| Tarefa A |
Extraia da reportagem sobre os desenhos das crianças o trecho que começa em "Diante da grande" e segue até "manter a ordem.", sem mudar nenhuma palavra.

| Texto fornecido |
________________________

Terror do Boko Haram é descrito pelas crianças
em desenhos
Refugiados nigerianos participam de
programa da Unicef em campo. Elas desenham cenas de ataques, com sangue e fogo.
Do G1
Quando as crianças que sobreviveram ao
Boko Haram desenham no campo de refugiados de Dar-es-Salam, na Tanzânia, as
atrocidades que sofreram na Nigéria, o resultado é chocante: rostos
ensanguentados, corpos sem cabeça, casas incendiadas.
Diante da grande tenda de campanha
branca da Unicef, dezenas de crianças em trapos empoeirados se empurram, riem,
antes de serem convocadas a manter a ordem.
Todas querem participar da oficina de
desenho organizada no espaço “Amigos das crianças”, no Chade, onde este campo
de refugiados se localiza.
O silêncio se instala rapidamente entre
as crianças assim que elas recebem uma folha em branco e canetas. O tema do dia
é doloroso e cada uma se concentra para reconstituir os acontecimentos dos
quais foram testemunhas quando os islamitas atacaram seus povoados.
Sumaila Ahmid diz ter 15 anos, mas
aparenta apenas 12.

________________________

| Registros exibidos |
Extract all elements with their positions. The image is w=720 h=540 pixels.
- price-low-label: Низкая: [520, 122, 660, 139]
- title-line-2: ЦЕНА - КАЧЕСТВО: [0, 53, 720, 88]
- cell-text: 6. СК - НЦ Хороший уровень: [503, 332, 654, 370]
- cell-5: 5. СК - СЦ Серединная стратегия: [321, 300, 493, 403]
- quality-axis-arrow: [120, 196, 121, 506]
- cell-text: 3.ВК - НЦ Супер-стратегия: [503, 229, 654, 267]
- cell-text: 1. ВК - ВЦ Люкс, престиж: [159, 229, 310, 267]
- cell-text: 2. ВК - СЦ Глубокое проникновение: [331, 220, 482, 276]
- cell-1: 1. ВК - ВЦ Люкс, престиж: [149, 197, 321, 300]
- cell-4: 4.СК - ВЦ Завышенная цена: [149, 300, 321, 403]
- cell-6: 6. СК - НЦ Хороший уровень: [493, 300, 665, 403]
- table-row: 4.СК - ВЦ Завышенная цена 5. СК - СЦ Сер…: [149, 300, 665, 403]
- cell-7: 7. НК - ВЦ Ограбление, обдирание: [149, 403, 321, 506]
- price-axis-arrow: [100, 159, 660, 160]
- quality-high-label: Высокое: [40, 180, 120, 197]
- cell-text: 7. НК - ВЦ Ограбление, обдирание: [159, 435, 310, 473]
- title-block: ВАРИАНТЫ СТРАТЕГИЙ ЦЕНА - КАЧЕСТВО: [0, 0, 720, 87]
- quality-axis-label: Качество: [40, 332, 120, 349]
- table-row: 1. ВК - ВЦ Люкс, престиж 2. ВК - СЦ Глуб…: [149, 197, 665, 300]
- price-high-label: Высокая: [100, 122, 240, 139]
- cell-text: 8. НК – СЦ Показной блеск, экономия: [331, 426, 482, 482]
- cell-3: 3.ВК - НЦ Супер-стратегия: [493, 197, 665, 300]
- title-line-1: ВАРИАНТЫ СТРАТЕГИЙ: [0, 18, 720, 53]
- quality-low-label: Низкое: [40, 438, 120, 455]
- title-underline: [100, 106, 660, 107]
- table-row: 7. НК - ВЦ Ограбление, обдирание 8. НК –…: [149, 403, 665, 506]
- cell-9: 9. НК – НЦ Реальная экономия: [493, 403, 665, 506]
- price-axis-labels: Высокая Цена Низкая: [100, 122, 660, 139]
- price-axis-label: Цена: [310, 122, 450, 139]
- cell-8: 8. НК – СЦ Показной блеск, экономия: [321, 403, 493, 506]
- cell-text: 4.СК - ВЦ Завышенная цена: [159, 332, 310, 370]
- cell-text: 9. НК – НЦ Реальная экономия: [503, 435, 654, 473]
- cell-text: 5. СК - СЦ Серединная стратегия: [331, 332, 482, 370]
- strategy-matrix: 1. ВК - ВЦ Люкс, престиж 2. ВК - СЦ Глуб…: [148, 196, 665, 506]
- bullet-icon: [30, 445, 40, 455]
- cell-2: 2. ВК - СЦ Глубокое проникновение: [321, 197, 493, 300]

________________________

| Tarefa B |
Copie sem nenhuma alteração as linhas dos registros, desde a primeira até a linha que contém "- quality-axis-arrow: [120, 196, 121, 506]", incluindo as duas.

| Resposta da tarefa A |
Diante da grande tenda de campanha
branca da Unicef, dezenas de crianças em trapos empoeirados se empurram, riem,
antes de serem convocadas a manter a ordem.

| Resposta da tarefa B |
Extract all elements with their positions. The image is w=720 h=540 pixels.
- price-low-label: Низкая: [520, 122, 660, 139]
- title-line-2: ЦЕНА - КАЧЕСТВО: [0, 53, 720, 88]
- cell-text: 6. СК - НЦ Хороший уровень: [503, 332, 654, 370]
- cell-5: 5. СК - СЦ Серединная стратегия: [321, 300, 493, 403]
- quality-axis-arrow: [120, 196, 121, 506]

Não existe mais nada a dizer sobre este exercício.